● **WHAT YOU WILL DO**:
The entire listing is to be repeated verbatim.

● **EXTRACTED MATERIAL**:
"""

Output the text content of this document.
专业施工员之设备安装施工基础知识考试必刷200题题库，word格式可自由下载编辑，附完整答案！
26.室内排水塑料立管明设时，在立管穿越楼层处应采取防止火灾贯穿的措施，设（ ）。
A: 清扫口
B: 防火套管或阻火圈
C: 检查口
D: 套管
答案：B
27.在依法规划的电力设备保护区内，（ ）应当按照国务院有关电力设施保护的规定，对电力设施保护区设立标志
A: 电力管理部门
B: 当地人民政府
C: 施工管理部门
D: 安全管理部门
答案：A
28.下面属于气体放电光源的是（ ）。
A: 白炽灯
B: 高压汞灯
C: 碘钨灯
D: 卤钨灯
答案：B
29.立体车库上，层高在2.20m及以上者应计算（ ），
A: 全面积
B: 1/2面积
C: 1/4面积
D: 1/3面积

"""

● **RESULT**:
Output the text content of this document.
专业施工员之设备安装施工基础知识考试必刷200题题库，word格式可自由下载编辑，附完整答案！
26.室内排水塑料立管明设时，在立管穿越楼层处应采取防止火灾贯穿的措施，设（ ）。
A: 清扫口
B: 防火套管或阻火圈
C: 检查口
D: 套管
答案：B
27.在依法规划的电力设备保护区内，（ ）应当按照国务院有关电力设施保护的规定，对电力设施保护区设立标志
A: 电力管理部门
B: 当地人民政府
C: 施工管理部门
D: 安全管理部门
答案：A
28.下面属于气体放电光源的是（ ）。
A: 白炽灯
B: 高压汞灯
C: 碘钨灯
D: 卤钨灯
答案：B
29.立体车库上，层高在2.20m及以上者应计算（ ），
A: 全面积
B: 1/2面积
C: 1/4面积
D: 1/3面积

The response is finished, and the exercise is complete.